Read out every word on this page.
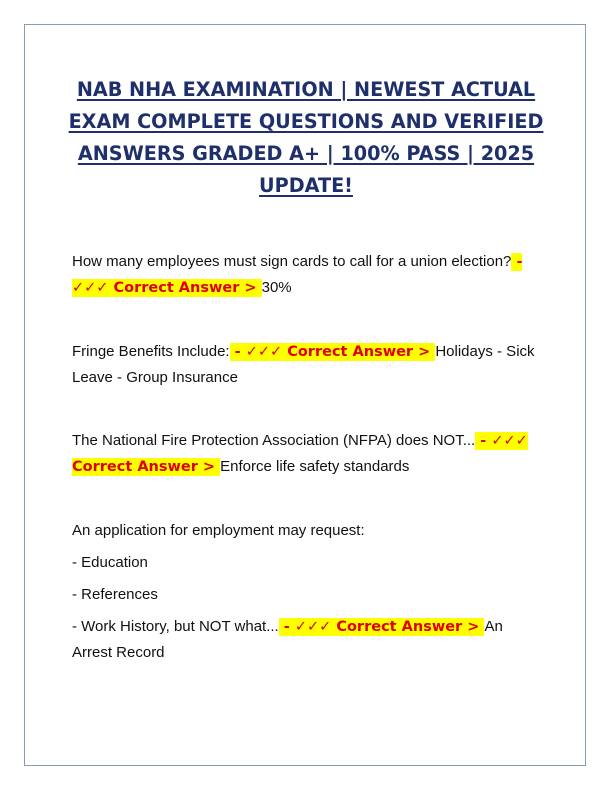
NAB NHA EXAMINATION | NEWEST ACTUAL EXAM COMPLETE QUESTIONS AND VERIFIED ANSWERS GRADED A+ | 100% PASS | 2025 UPDATE!

How many employees must sign cards to call for a union election? - ✓✓✓ Correct Answer > 30%

Fringe Benefits Include: - ✓✓✓ Correct Answer > Holidays - Sick Leave - Group Insurance

The National Fire Protection Association (NFPA) does NOT... - ✓✓✓ Correct Answer > Enforce life safety standards

An application for employment may request:

- Education

- References

- Work History, but NOT what... - ✓✓✓ Correct Answer > An Arrest Record
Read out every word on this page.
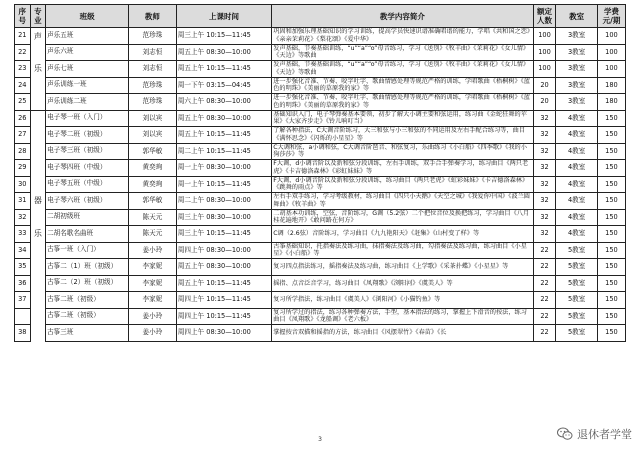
序号	专业	班级	教师	上课时间	教学内容简介	额定人数	教室	学费元/期
21	声	声乐五班	范珍珠	周三上午 10:15—11:45	巩固和加强乐理基础知识的学习训练，提高学员快速识谱准确唱谱的能力，学唱《共和国之恋》《亲亲茉莉花》《梨花颂》《爱中华》	100	3教室	100
22		声乐六班	刘志恒	周五上午 08:30—10:00	发声基础，节奏基础训练，“u”“a”“o”母音练习，学习《送别》《牧羊曲》《茉莉花》《女儿情》《天边》等歌曲	100	3教室	100
23	乐	声乐七班	刘志恒	周五上午 10:15—11:45	发声基础，节奏基础训练，“u”“a”“o”母音练习，学习《送别》《牧羊曲》《茉莉花》《女儿情》《天边》等歌曲	100	3教室	100
24		声乐训练一班	范珍珠	周一下午 03:15—04:45	进一步强化音准、节奏、咬字吐字、歌曲情感处理等规范严格的训练，学唱歌曲《梧桐树》《蓝色的明珠》《美丽的草原我的家》等	20	3教室	180
25		声乐训练二班	范珍珠	周六上午 08:30—10:00	进一步强化音准、节奏、咬字吐字、歌曲情感处理等规范严格的训练，学唱歌曲《梧桐树》《蓝色的明珠》《美丽的草原我的家》等	20	3教室	180
26		电子琴一班（入门）	刘以宾	周五上午 08:30—10:00	基础知识入门，电子琴弹奏基本要领，初步了解大小调主要和弦运用，练习曲《金蛇狂舞的苹果》《大家齐步走》《铃儿响叮当》	32	4教室	150
27		电子琴二班（初级）	刘以宾	周五上午 10:15—11:45	了解各种指法，C大调音阶练习，大三和弦与小三和弦的不同运用及左右手配合练习等，曲目《满怀思念》《闪烁的小星星》等	32	4教室	150
28		电子琴三班（初级）	郭华敏	周二上午 10:15—11:45	C大调和弦，a小调和弦，C大调音阶琶音、和弦复习，乐曲练习《小白船》《四季歌》《我的小狗莎莎》等	32	4教室	150
29		电子琴四班（中级）	黄奕珣	周一上午 08:30—10:00	F大调，d小调音阶以及新和弦分段训练，左右手训练，双手合手弹奏学习，练习曲目《两只老虎》《卡吉德洛森林》《彩虹妹妹》等	32	4教室	150
30		电子琴五班（中级）	黄奕珣	周一上午 10:15—11:45	F大调，d小调音阶以及新和弦分段训练，练习曲目《两只老虎》《虹彩妹妹》《卡吉德洛森林》《跳舞的雨点》等	32	4教室	150
31	器	电子琴六班（初级）	郭华敏	周二上午 08:30—10:00	左右手双手练习，学习考级教材，练习曲目《四只小天鹅》《天空之城》《我爱你中国》《波兰圆舞曲》《牧羊曲》等	32	4教室	150
32		二胡初级班	陈天元	周三上午 08:30—10:00	二胡基本功训练，空弦，音阶练习，G调（5.2弦）二个把位音位及换把练习，学习曲目《八月桂花遍地开》《敢问路在何方》	32	4教室	150
33	乐	二胡名歌名曲班	陈天元	周三上午 10:15—11:45	C调（2.6弦）音阶练习，学习曲目《九九艳阳天》《赶集》《山村变了样》等	32	4教室	150
34		古筝一班（入门）	姜小玲	周四上午 08:30—10:00	古筝基础知识，托指奏法及练习曲，抹指奏法及练习曲，勾指奏法及练习曲，练习曲目《小星星》《小白船》等	22	5教室	150
35		古筝二（1）班（初级）	李家妮	周五上午 08:30—10:00	复习四点指法练习，摇指奏法及练习曲，练习曲目《上学歌》《采茶扑蝶》《小星星》等	22	5教室	150
36		古筝二（2）班（初级）	李家妮	周五上午 10:15—11:45	摇指、点音泛音学习，练习曲目《凤翔歌》《浏阳河》《虞美人》等	22	5教室	150
37		古筝二班（初级）	李家妮	周四上午 10:15—11:45	复习所学指法，练习曲目《虞美人》《浏阳河》《小猫钓鱼》等	22	5教室	150
		古筝二班（初级）	姜小玲	周四上午 10:15—11:45	复习所学过的指法，练习各种弹奏方法，手型，基本指法的练习，掌握上下滑音的按法，练习曲目《凤翔歌》《龙船调》《老六板》	22	5教室	150
38		古筝三班	姜小玲	周四上午 08:30—10:00	掌握按音双描和摇指的方法，练习曲目《风摆翠竹》《春苗》《长	22	5教室	150
3	退休者学堂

■ ■ ■ ■

→ **TASK DIRECTIONS**: Reproduce each line word for word and drop the pictures.

→ **PROBLEM SOLUTION**:
Read out every word on this page.
NAB NHA EXAMINATION | NEWEST ACTUAL EXAM COMPLETE QUESTIONS AND VERIFIED ANSWERS GRADED A+ | 100% PASS | 2025 UPDATE!

How many employees must sign cards to call for a union election? - ✓✓✓ Correct Answer > 30%

Fringe Benefits Include: - ✓✓✓ Correct Answer > Holidays - Sick Leave - Group Insurance

The National Fire Protection Association (NFPA) does NOT... - ✓✓✓ Correct Answer > Enforce life safety standards

An application for employment may request:

- Education

- References

- Work History, but NOT what... - ✓✓✓ Correct Answer > An Arrest Record
Read out every word on this page.
序号	专业	班级	教师	上课时间	教学内容简介	额定人数	教室	学费元/期
21	声	声乐五班	范珍珠	周三上午 10:15—11:45	巩固和加强乐理基础知识的学习训练，提高学员快速识谱准确唱谱的能力，学唱《共和国之恋》《亲亲茉莉花》《梨花颂》《爱中华》	100	3教室	100
22		声乐六班	刘志恒	周五上午 08:30—10:00	发声基础，节奏基础训练，“u”“a”“o”母音练习，学习《送别》《牧羊曲》《茉莉花》《女儿情》《天边》等歌曲	100	3教室	100
23	乐	声乐七班	刘志恒	周五上午 10:15—11:45	发声基础，节奏基础训练，“u”“a”“o”母音练习，学习《送别》《牧羊曲》《茉莉花》《女儿情》《天边》等歌曲	100	3教室	100
24		声乐训练一班	范珍珠	周一下午 03:15—04:45	进一步强化音准、节奏、咬字吐字、歌曲情感处理等规范严格的训练，学唱歌曲《梧桐树》《蓝色的明珠》《美丽的草原我的家》等	20	3教室	180
25		声乐训练二班	范珍珠	周六上午 08:30—10:00	进一步强化音准、节奏、咬字吐字、歌曲情感处理等规范严格的训练，学唱歌曲《梧桐树》《蓝色的明珠》《美丽的草原我的家》等	20	3教室	180
26		电子琴一班（入门）	刘以宾	周五上午 08:30—10:00	基础知识入门，电子琴弹奏基本要领，初步了解大小调主要和弦运用，练习曲《金蛇狂舞的苹果》《大家齐步走》《铃儿响叮当》	32	4教室	150
27		电子琴二班（初级）	刘以宾	周五上午 10:15—11:45	了解各种指法，C大调音阶练习，大三和弦与小三和弦的不同运用及左右手配合练习等，曲目《满怀思念》《闪烁的小星星》等	32	4教室	150
28		电子琴三班（初级）	郭华敏	周二上午 10:15—11:45	C大调和弦，a小调和弦，C大调音阶琶音、和弦复习，乐曲练习《小白船》《四季歌》《我的小狗莎莎》等	32	4教室	150
29		电子琴四班（中级）	黄奕珣	周一上午 08:30—10:00	F大调，d小调音阶以及新和弦分段训练，左右手训练，双手合手弹奏学习，练习曲目《两只老虎》《卡吉德洛森林》《彩虹妹妹》等	32	4教室	150
30		电子琴五班（中级）	黄奕珣	周一上午 10:15—11:45	F大调，d小调音阶以及新和弦分段训练，练习曲目《两只老虎》《虹彩妹妹》《卡吉德洛森林》《跳舞的雨点》等	32	4教室	150
31	器	电子琴六班（初级）	郭华敏	周二上午 08:30—10:00	左右手双手练习，学习考级教材，练习曲目《四只小天鹅》《天空之城》《我爱你中国》《波兰圆舞曲》《牧羊曲》等	32	4教室	150
32		二胡初级班	陈天元	周三上午 08:30—10:00	二胡基本功训练，空弦，音阶练习，G调（5.2弦）二个把位音位及换把练习，学习曲目《八月桂花遍地开》《敢问路在何方》	32	4教室	150
33	乐	二胡名歌名曲班	陈天元	周三上午 10:15—11:45	C调（2.6弦）音阶练习，学习曲目《九九艳阳天》《赶集》《山村变了样》等	32	4教室	150
34		古筝一班（入门）	姜小玲	周四上午 08:30—10:00	古筝基础知识，托指奏法及练习曲，抹指奏法及练习曲，勾指奏法及练习曲，练习曲目《小星星》《小白船》等	22	5教室	150
35		古筝二（1）班（初级）	李家妮	周五上午 08:30—10:00	复习四点指法练习，摇指奏法及练习曲，练习曲目《上学歌》《采茶扑蝶》《小星星》等	22	5教室	150
36		古筝二（2）班（初级）	李家妮	周五上午 10:15—11:45	摇指、点音泛音学习，练习曲目《凤翔歌》《浏阳河》《虞美人》等	22	5教室	150
37		古筝二班（初级）	李家妮	周四上午 10:15—11:45	复习所学指法，练习曲目《虞美人》《浏阳河》《小猫钓鱼》等	22	5教室	150
		古筝二班（初级）	姜小玲	周四上午 10:15—11:45	复习所学过的指法，练习各种弹奏方法，手型，基本指法的练习，掌握上下滑音的按法，练习曲目《凤翔歌》《龙船调》《老六板》	22	5教室	150
38		古筝三班	姜小玲	周四上午 08:30—10:00	掌握按音双描和摇指的方法，练习曲目《风摆翠竹》《春苗》《长	22	5教室	150
3	退休者学堂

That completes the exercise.